# [Written request]
Among the entries that follow, tally the lines with the string "necessaria". Give no more than the number.
━━━
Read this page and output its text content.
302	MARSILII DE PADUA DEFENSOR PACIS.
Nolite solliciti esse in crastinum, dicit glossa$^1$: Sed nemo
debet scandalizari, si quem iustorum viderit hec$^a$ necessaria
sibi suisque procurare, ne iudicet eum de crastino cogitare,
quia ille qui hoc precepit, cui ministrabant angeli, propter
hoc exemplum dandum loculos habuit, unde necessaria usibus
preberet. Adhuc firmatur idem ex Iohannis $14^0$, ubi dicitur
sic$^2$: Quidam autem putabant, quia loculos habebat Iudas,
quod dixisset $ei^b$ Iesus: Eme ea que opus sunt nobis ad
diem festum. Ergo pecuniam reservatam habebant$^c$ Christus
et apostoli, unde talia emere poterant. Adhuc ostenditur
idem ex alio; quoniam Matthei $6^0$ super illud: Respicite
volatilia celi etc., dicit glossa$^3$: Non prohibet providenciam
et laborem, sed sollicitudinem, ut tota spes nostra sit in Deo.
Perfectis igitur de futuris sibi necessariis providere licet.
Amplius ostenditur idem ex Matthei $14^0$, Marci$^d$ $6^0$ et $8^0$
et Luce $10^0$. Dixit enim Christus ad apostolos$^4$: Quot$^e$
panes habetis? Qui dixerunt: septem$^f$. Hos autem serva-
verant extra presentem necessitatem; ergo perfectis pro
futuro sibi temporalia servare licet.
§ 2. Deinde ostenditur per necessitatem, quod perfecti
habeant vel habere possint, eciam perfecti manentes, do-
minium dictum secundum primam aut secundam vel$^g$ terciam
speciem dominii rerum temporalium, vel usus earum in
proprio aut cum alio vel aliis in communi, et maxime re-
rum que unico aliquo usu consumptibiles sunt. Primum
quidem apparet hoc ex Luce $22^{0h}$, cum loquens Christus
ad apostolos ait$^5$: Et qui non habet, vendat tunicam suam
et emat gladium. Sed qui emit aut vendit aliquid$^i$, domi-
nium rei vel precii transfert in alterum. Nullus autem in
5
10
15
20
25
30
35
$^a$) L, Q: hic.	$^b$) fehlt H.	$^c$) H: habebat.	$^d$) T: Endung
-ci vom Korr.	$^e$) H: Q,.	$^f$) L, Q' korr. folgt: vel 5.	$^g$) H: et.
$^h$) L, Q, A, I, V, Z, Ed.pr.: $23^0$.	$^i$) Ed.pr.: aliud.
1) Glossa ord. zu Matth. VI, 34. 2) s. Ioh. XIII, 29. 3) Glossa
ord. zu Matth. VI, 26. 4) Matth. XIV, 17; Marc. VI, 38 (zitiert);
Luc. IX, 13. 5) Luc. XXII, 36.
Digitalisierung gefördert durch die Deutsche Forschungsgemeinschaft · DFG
━━━
# [Expected output]
2